[begin Input]

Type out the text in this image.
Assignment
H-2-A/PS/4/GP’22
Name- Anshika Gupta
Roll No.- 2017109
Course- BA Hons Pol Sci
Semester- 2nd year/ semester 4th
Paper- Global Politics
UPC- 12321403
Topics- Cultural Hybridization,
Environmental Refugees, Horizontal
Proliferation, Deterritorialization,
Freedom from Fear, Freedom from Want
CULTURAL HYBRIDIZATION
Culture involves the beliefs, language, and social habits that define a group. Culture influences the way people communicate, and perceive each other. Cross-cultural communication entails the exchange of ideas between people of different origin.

[end Input]
[begin Input]

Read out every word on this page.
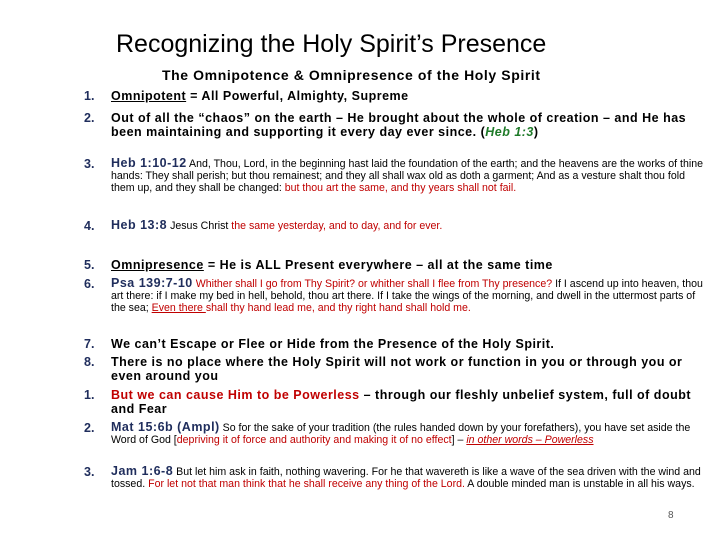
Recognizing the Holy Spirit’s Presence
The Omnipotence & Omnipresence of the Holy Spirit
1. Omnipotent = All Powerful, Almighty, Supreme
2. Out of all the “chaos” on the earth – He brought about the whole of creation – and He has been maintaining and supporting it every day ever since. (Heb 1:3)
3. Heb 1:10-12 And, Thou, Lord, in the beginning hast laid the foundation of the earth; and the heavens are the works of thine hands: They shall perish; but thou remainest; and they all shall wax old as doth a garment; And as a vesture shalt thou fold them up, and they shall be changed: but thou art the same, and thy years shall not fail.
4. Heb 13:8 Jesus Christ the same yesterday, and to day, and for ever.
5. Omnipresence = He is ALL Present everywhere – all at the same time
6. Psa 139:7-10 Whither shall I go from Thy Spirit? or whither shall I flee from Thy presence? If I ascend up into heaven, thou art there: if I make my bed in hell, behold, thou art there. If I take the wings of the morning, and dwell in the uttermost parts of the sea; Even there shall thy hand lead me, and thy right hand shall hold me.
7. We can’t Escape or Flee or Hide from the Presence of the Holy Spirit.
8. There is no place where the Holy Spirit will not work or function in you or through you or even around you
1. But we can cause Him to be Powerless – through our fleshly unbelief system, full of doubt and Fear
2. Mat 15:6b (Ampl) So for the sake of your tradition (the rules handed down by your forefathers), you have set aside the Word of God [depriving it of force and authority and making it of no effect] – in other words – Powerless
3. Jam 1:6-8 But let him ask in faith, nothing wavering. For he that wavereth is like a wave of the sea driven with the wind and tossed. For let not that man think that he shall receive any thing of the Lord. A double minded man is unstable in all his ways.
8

[end Input]

Exercise goal – Tally the lines in these entries that have the string "through" in them, then answer with the count and nothing else.

Written answer – 2